* **Source material**
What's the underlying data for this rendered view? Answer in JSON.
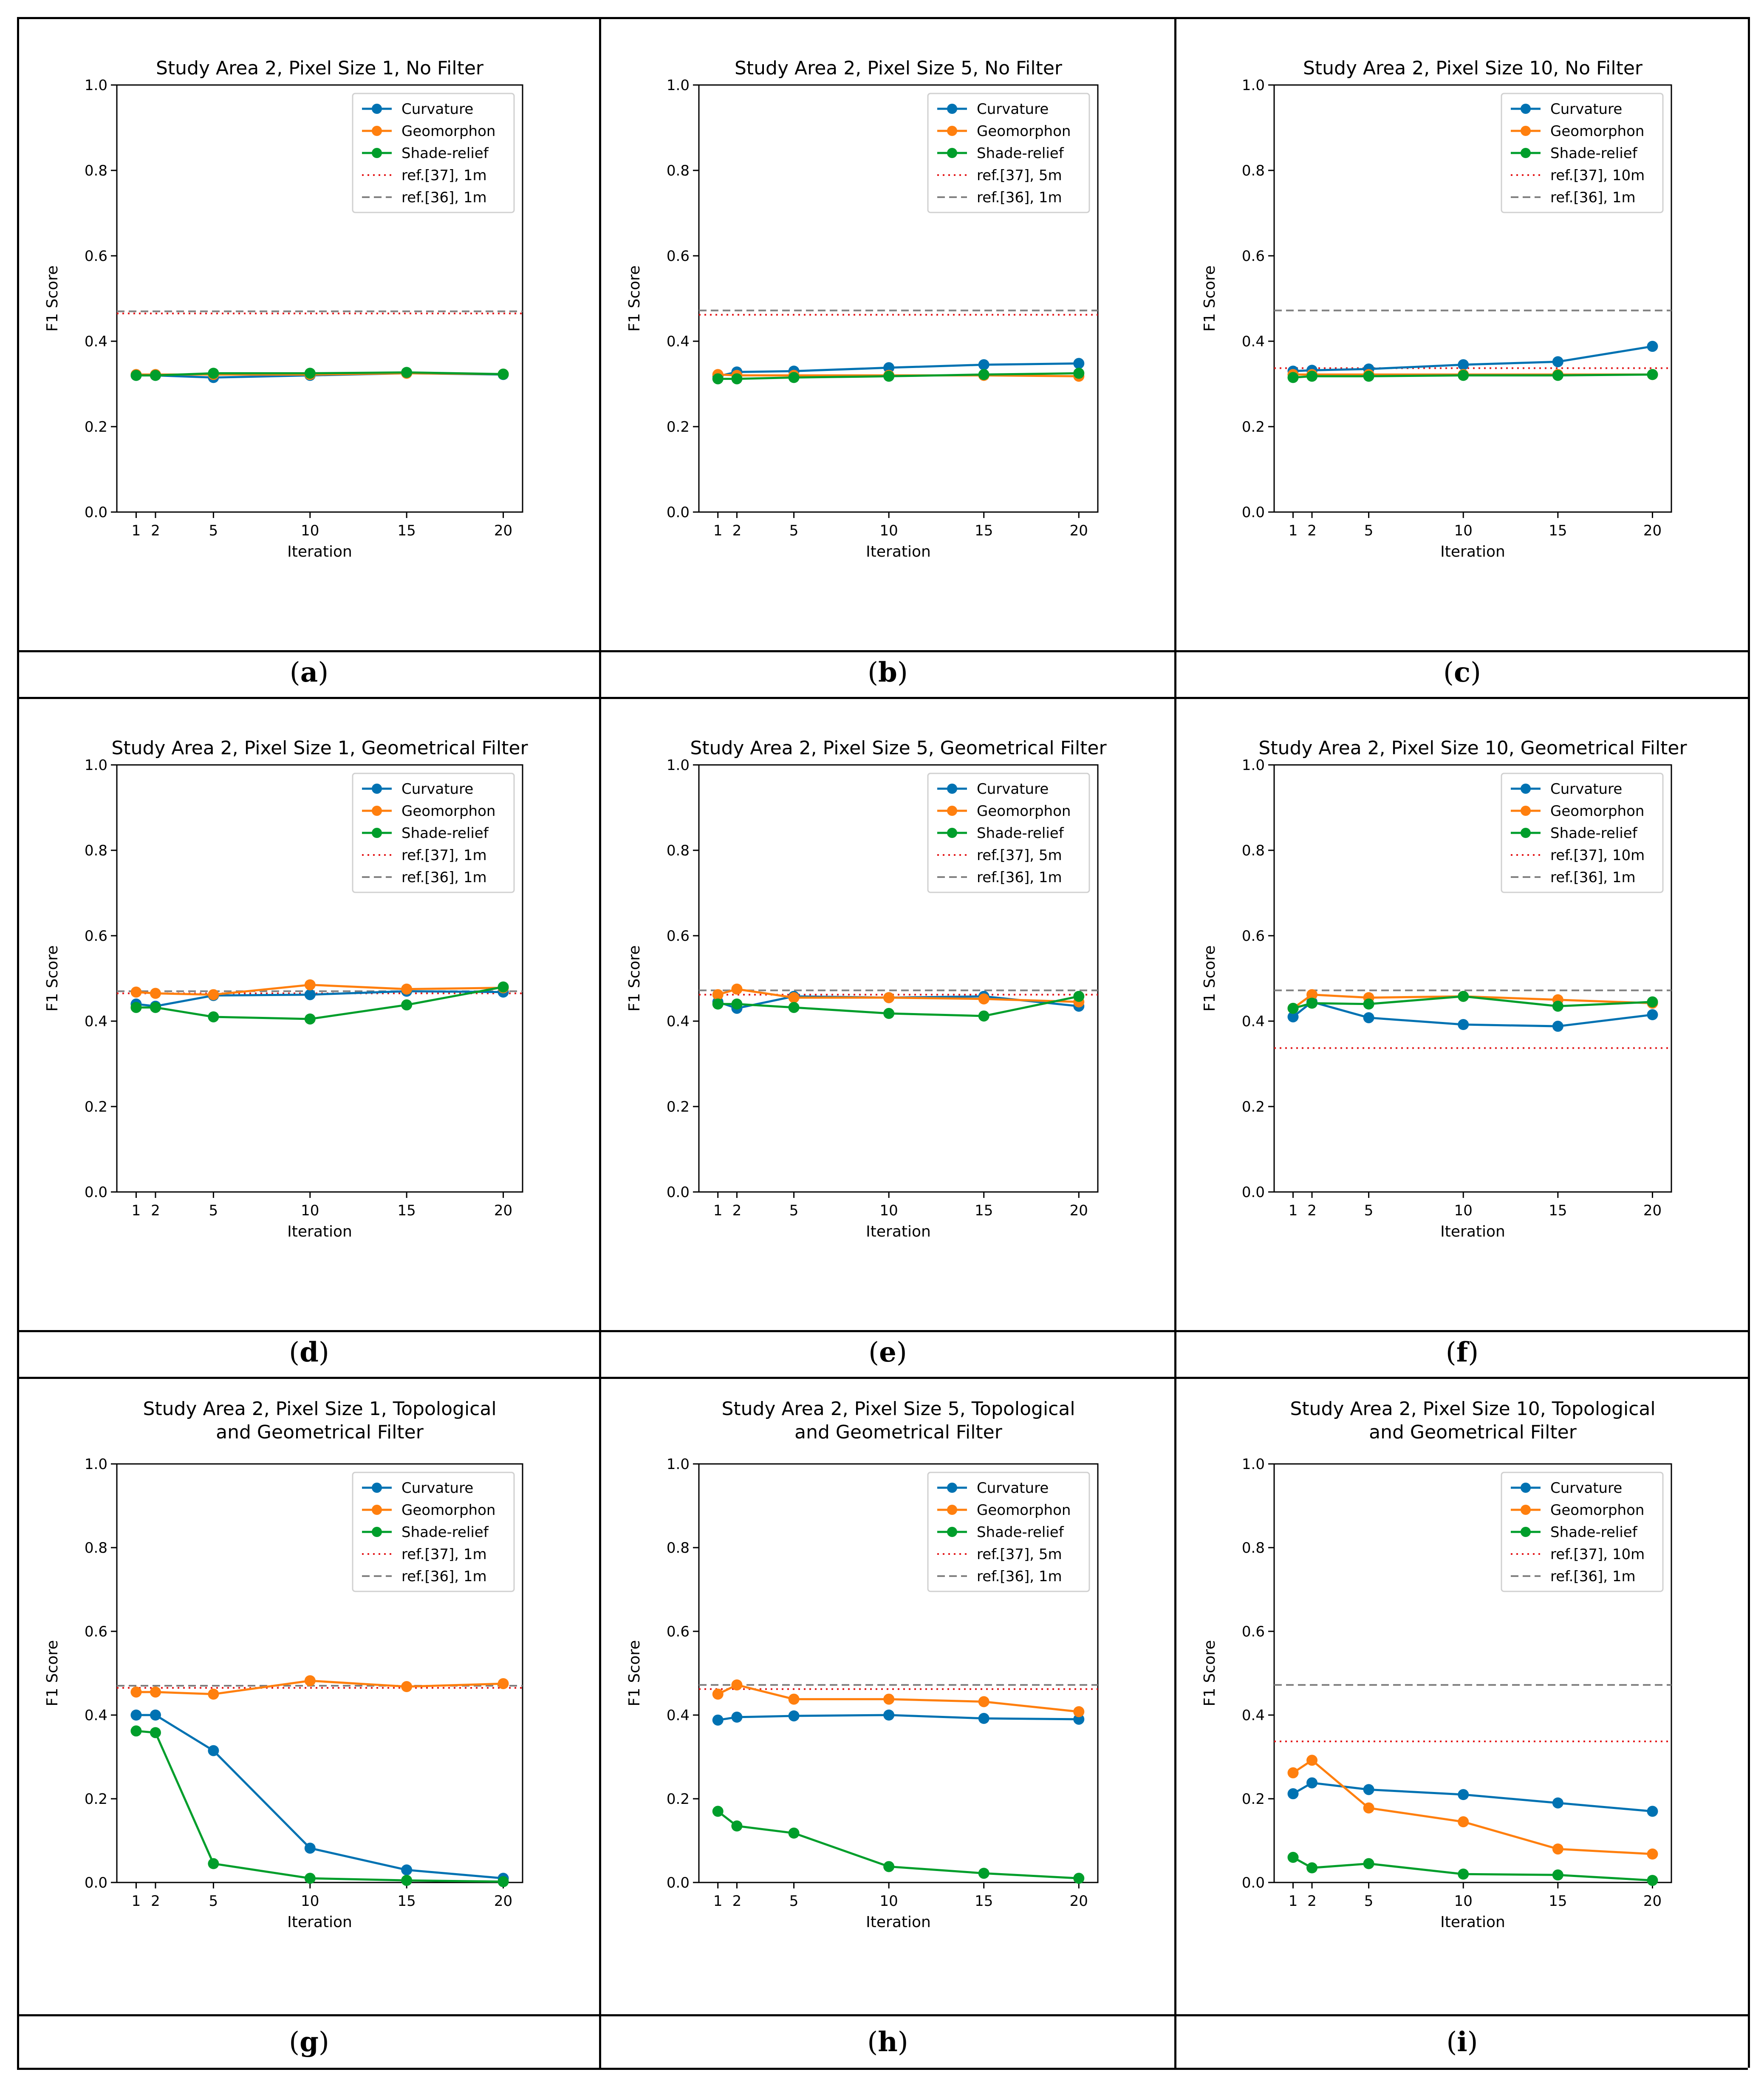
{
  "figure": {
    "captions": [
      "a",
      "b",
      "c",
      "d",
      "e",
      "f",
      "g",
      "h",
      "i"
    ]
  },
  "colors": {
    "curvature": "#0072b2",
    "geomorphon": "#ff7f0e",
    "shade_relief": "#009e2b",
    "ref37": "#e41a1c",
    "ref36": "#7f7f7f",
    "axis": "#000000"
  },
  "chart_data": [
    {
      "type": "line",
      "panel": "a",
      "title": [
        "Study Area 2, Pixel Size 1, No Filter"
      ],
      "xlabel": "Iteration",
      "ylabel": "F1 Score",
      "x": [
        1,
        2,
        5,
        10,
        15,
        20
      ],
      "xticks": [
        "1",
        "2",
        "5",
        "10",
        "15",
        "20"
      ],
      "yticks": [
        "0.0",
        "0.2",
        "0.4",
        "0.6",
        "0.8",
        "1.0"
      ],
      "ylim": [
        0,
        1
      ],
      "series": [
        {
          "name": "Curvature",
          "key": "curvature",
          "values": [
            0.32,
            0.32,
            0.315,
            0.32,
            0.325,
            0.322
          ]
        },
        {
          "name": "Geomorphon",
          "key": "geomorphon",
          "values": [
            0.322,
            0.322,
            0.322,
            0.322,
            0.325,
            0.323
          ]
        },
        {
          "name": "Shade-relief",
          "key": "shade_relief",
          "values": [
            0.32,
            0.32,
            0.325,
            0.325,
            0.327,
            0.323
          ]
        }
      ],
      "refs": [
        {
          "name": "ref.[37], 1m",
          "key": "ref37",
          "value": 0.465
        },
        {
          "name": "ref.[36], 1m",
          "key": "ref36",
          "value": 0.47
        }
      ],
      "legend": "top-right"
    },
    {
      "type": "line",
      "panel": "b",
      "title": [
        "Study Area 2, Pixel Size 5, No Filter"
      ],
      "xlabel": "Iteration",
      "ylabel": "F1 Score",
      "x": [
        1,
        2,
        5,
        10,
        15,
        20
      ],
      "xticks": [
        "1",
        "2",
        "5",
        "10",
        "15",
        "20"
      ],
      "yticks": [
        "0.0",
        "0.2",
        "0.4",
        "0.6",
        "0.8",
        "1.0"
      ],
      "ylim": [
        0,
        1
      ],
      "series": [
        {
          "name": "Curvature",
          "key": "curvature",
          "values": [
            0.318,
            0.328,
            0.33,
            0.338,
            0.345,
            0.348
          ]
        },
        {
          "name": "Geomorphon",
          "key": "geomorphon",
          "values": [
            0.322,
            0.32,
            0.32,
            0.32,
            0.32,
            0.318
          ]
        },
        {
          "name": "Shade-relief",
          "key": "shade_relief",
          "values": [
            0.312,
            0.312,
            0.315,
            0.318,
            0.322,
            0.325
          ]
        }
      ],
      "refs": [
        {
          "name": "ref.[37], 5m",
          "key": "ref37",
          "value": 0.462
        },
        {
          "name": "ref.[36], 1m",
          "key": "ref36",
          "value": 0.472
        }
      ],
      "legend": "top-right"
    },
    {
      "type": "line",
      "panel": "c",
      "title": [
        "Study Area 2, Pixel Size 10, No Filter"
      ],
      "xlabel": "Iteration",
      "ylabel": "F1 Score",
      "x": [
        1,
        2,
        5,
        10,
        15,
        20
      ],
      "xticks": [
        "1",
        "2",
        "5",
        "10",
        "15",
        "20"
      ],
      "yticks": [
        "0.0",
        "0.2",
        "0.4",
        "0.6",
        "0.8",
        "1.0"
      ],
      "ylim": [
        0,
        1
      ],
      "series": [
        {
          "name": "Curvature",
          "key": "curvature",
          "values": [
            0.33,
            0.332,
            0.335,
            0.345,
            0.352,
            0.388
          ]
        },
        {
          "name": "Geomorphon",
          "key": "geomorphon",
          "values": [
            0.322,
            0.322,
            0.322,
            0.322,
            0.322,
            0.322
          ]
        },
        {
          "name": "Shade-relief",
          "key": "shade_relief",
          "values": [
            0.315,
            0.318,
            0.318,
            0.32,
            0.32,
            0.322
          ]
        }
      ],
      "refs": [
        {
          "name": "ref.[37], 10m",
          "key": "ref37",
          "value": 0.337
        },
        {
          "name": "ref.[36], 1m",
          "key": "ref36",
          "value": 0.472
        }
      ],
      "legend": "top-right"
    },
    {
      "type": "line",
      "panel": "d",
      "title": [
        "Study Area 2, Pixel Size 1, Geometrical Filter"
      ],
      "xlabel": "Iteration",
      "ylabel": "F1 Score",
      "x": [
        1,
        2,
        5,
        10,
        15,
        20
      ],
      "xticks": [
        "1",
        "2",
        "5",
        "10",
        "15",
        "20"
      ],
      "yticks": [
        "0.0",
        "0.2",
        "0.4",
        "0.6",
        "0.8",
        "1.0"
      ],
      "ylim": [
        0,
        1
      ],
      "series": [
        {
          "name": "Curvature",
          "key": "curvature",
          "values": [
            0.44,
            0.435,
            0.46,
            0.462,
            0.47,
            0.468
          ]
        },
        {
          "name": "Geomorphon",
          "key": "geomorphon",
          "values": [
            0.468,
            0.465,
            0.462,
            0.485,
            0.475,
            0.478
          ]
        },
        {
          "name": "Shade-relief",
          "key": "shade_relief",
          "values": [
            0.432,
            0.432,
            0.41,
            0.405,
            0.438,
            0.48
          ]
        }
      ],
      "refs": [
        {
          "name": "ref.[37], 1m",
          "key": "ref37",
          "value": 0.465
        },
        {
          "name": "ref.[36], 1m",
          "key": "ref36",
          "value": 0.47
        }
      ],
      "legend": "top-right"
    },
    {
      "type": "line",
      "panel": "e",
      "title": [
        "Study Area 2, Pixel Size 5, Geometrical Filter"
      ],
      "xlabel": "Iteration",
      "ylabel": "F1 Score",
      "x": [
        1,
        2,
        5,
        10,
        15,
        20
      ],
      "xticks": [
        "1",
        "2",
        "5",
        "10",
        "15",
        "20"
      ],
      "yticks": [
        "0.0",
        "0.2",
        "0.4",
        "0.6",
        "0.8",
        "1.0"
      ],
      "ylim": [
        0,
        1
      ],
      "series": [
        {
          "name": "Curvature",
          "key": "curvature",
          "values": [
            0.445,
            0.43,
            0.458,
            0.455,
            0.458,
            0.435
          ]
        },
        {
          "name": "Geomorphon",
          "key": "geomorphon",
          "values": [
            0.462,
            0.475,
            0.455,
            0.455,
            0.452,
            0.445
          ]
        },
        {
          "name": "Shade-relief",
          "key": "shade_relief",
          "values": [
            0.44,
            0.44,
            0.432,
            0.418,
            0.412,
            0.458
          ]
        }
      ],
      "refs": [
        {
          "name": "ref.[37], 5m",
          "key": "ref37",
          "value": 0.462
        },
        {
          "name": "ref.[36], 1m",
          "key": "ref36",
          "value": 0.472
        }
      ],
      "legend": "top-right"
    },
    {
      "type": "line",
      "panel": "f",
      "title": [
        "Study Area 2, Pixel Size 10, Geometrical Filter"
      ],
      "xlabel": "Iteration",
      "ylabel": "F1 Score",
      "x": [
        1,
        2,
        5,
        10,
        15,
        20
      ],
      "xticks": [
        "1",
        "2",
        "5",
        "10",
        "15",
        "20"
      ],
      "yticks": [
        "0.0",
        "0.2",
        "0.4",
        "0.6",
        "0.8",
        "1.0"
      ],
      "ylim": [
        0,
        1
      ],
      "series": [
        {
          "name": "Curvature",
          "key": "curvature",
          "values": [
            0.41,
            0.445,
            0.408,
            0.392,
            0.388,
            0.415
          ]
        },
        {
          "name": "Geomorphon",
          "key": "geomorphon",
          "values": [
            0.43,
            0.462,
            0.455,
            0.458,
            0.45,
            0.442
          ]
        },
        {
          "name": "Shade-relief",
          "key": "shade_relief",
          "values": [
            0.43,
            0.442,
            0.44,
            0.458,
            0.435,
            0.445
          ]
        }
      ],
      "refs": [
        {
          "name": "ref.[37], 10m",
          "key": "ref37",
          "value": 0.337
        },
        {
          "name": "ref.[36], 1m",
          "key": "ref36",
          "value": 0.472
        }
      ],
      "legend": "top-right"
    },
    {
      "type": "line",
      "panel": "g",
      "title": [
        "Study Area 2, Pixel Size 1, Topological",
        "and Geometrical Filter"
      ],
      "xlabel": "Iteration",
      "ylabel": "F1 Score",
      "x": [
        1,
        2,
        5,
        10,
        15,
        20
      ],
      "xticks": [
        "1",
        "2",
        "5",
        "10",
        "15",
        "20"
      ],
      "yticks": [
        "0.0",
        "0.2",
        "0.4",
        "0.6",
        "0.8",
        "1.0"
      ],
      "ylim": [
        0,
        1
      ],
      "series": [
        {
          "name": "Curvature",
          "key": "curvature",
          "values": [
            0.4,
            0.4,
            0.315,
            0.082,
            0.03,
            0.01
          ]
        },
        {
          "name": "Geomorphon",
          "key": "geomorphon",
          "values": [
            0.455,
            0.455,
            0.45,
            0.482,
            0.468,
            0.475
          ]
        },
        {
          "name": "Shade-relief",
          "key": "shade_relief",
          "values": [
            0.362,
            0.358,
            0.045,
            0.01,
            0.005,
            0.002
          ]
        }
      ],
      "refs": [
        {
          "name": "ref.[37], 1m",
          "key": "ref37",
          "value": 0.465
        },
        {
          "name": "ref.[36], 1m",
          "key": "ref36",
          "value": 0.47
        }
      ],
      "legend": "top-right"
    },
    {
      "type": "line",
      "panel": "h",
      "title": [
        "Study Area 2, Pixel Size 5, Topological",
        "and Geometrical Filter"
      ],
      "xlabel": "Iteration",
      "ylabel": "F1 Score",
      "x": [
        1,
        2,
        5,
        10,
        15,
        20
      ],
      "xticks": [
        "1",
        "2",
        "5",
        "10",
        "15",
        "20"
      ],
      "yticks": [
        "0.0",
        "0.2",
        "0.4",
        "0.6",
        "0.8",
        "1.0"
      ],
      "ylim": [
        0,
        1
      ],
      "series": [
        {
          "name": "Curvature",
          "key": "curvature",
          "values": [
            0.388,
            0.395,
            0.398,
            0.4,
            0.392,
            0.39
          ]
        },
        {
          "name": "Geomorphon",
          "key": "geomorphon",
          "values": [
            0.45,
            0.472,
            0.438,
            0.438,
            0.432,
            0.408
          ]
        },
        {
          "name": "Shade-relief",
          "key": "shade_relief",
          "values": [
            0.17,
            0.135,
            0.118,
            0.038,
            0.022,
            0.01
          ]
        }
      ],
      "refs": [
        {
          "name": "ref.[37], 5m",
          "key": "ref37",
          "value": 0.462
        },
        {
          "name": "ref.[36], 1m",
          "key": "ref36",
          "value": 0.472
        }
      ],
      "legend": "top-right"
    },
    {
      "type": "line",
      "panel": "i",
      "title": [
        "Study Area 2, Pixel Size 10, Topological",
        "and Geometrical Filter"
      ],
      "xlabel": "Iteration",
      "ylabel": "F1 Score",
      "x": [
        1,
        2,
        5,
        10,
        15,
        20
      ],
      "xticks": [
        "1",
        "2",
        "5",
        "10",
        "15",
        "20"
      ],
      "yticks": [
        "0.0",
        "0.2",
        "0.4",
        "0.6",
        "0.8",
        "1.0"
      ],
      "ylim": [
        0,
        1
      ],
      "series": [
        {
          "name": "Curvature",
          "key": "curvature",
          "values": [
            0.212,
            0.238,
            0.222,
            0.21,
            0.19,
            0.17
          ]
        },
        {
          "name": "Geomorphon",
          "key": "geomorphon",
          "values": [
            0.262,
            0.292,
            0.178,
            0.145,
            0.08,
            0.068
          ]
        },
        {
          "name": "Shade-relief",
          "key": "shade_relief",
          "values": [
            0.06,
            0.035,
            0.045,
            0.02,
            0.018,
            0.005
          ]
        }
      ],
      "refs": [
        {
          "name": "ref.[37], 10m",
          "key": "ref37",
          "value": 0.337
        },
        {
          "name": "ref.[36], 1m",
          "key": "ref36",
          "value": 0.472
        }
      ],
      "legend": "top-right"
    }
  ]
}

* **Set problem**
In the entries above, how many lines contain the word "Pixel"? Answer with the number only.

* **The completed task**
9